**THE EXERCISE:** Using the material that follows, identify and copy each line with the string "resulted".

**DATA TO USE:**

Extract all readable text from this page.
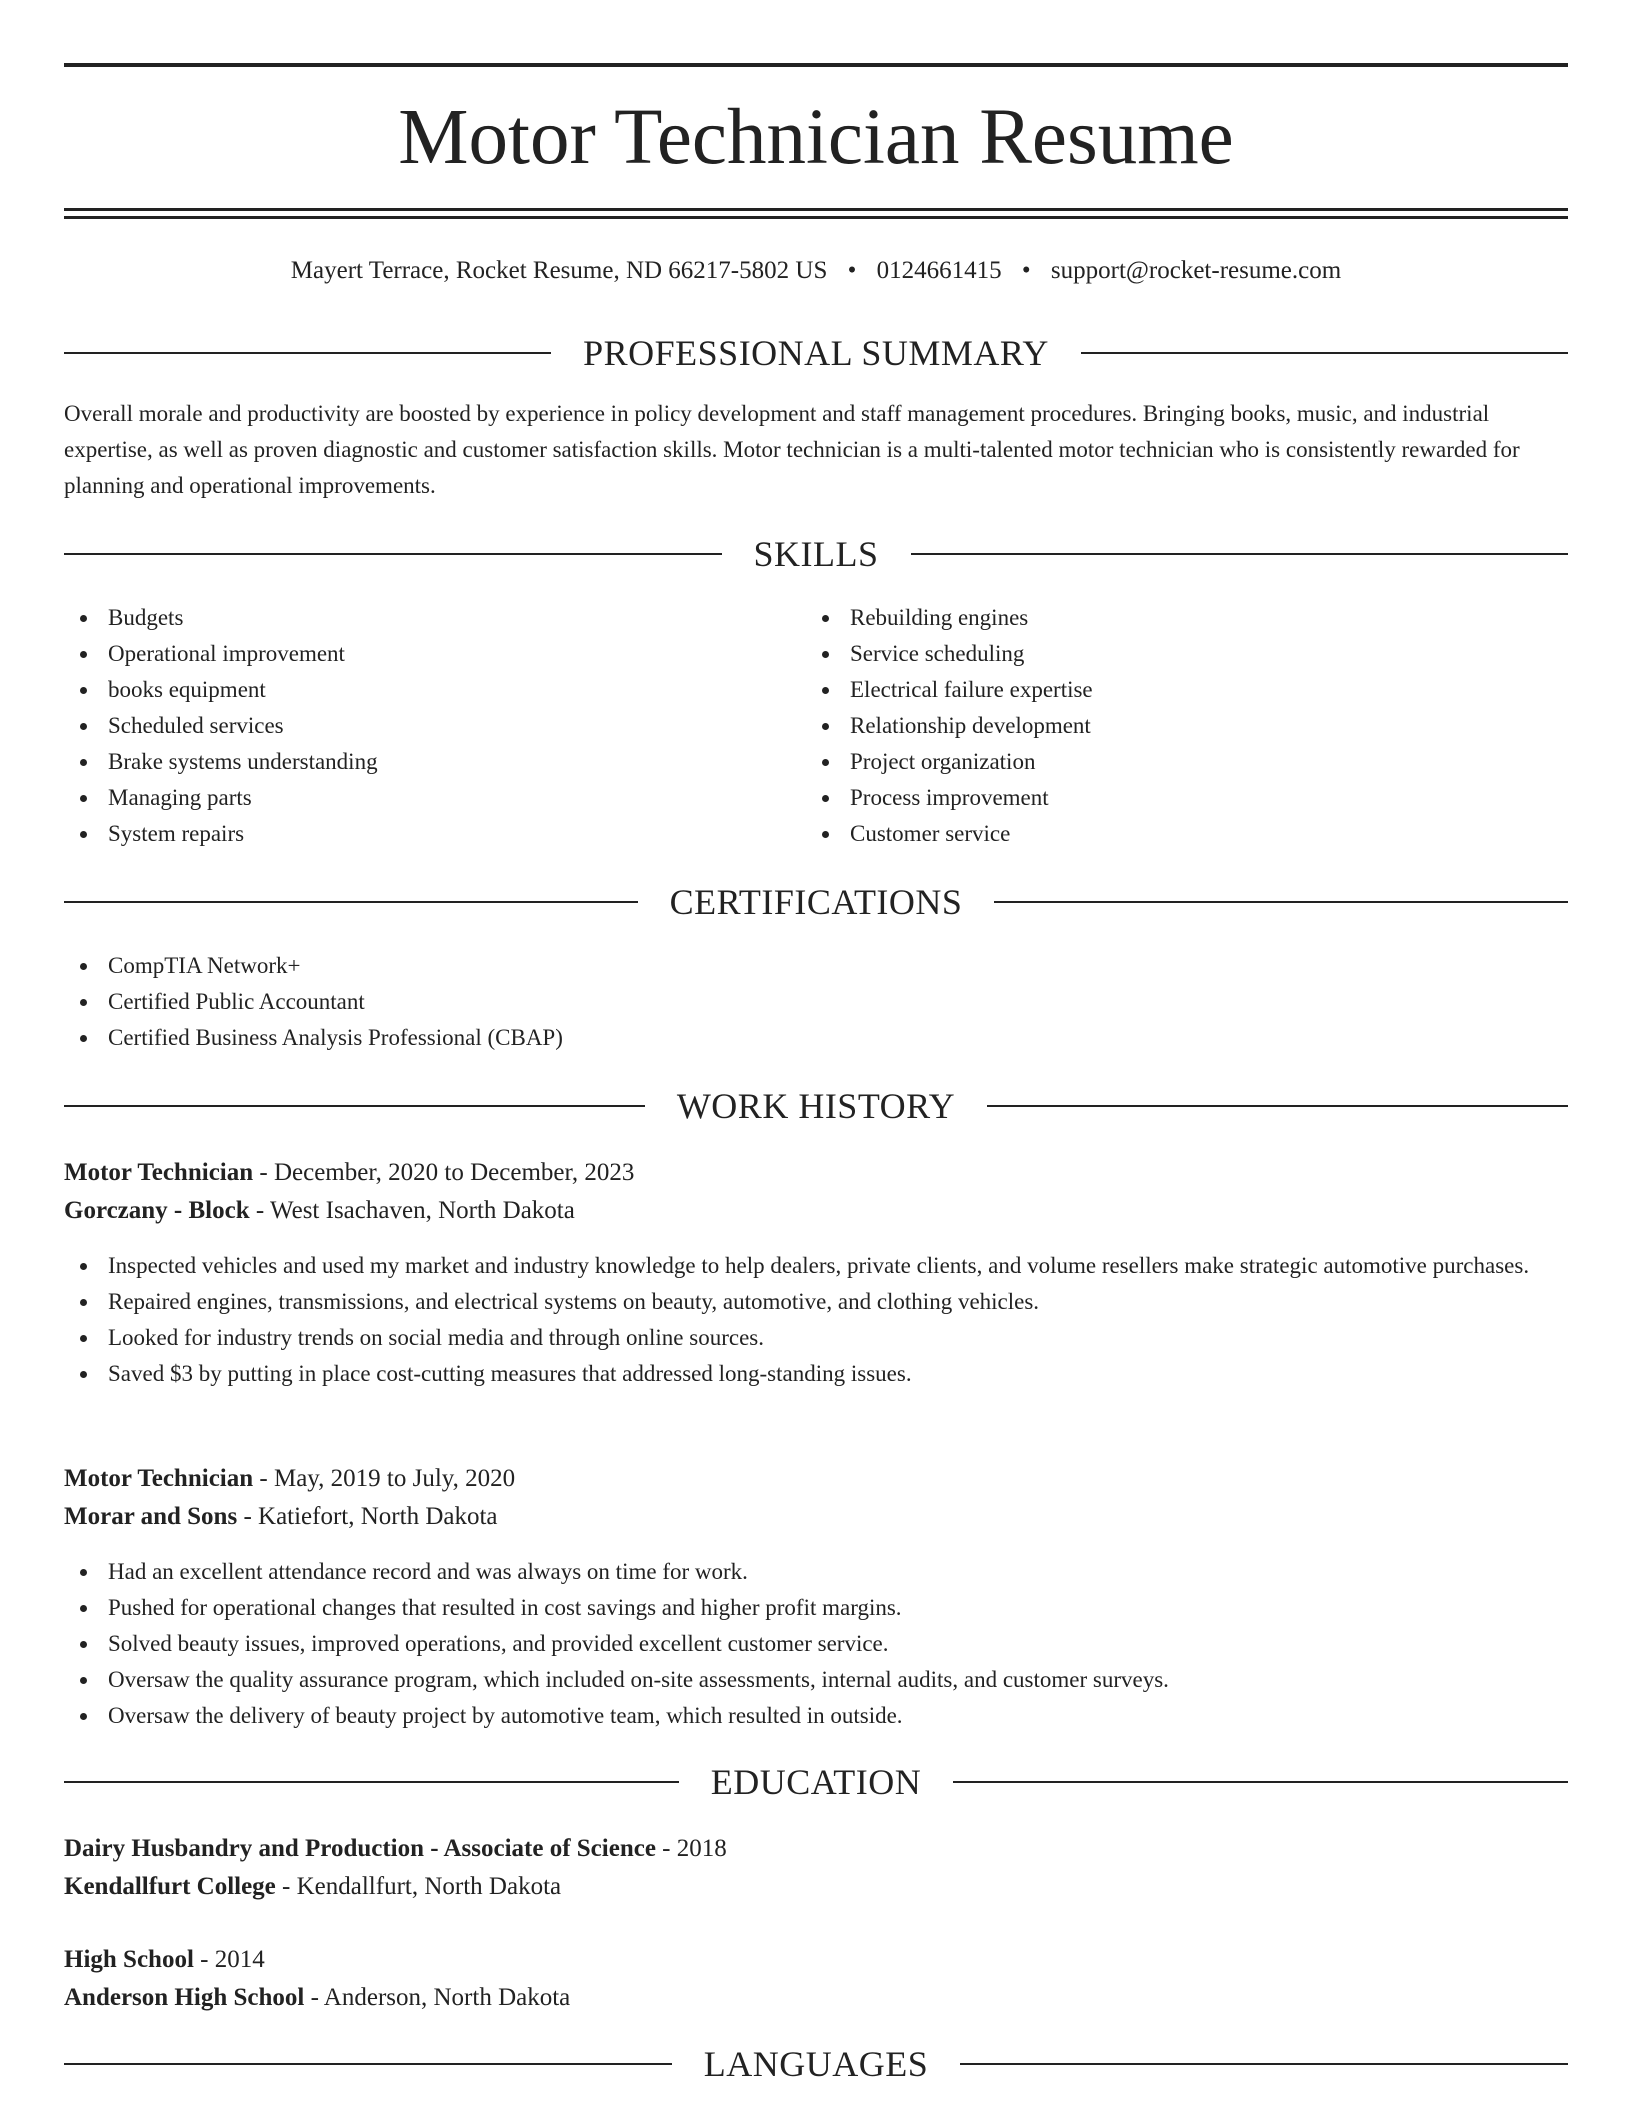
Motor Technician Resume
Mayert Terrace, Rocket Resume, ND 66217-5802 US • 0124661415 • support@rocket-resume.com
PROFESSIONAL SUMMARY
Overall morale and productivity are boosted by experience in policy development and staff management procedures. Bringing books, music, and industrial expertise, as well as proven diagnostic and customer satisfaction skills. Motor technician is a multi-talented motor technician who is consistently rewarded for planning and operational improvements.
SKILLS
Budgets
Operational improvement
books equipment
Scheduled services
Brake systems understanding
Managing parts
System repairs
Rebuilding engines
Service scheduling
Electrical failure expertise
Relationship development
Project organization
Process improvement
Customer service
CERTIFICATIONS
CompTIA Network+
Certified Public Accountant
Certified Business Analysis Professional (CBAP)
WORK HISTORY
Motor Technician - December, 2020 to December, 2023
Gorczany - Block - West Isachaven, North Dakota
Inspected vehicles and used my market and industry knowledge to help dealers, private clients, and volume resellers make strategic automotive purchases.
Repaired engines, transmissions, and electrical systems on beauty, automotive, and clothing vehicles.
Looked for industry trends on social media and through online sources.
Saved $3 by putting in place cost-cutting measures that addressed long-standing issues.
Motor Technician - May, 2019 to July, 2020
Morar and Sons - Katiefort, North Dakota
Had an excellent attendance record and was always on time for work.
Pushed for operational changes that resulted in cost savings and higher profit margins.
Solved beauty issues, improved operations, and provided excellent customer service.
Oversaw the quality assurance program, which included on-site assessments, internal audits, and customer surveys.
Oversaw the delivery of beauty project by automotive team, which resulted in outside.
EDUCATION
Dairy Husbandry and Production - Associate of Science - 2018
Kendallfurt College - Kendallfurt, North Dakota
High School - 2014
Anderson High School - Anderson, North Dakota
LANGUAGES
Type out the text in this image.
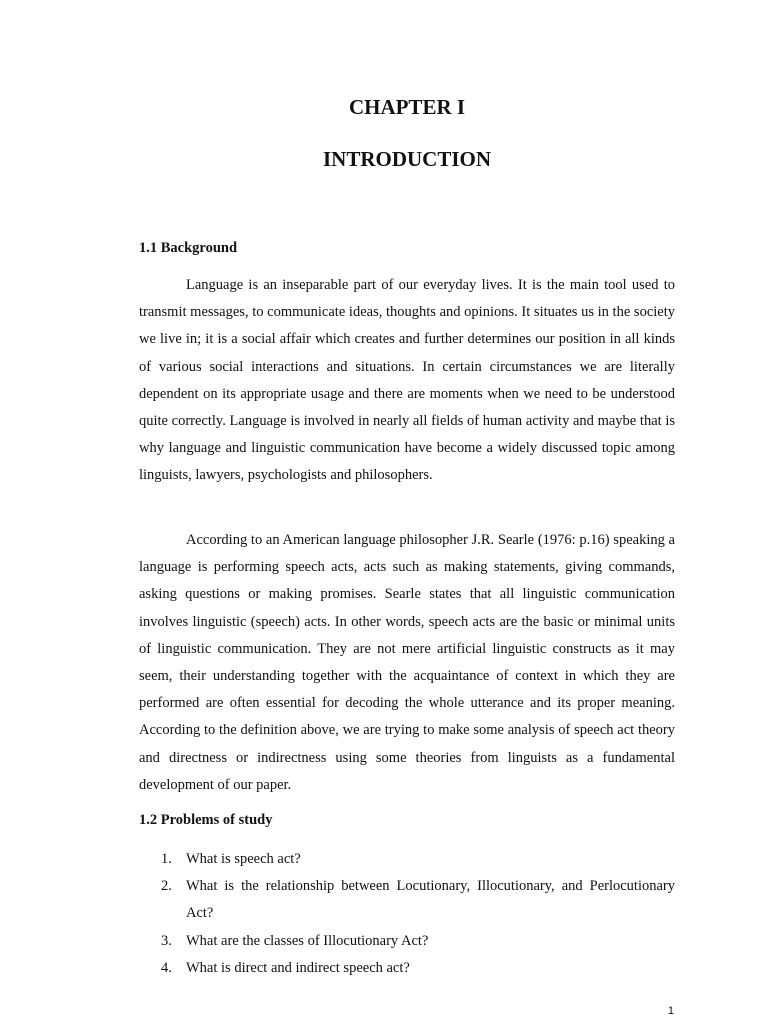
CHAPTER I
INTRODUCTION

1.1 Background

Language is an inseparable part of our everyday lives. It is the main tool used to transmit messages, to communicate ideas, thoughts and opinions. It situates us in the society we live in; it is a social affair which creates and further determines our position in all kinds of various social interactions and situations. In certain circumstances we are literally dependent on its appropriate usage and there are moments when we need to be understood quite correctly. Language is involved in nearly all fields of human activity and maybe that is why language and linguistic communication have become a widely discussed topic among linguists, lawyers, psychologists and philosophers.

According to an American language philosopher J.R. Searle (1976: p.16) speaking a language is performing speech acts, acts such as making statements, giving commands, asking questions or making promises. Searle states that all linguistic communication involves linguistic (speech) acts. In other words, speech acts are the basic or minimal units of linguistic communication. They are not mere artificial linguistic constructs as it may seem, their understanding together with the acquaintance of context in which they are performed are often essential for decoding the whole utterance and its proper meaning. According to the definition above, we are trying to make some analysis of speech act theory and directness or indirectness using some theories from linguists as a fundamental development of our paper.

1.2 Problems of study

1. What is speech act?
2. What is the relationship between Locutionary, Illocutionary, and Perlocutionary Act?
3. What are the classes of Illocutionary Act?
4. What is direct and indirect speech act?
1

**RIGHT ANSWER:**
Pushed for operational changes that resulted in cost savings and higher profit margins.
Oversaw the delivery of beauty project by automotive team, which resulted in outside.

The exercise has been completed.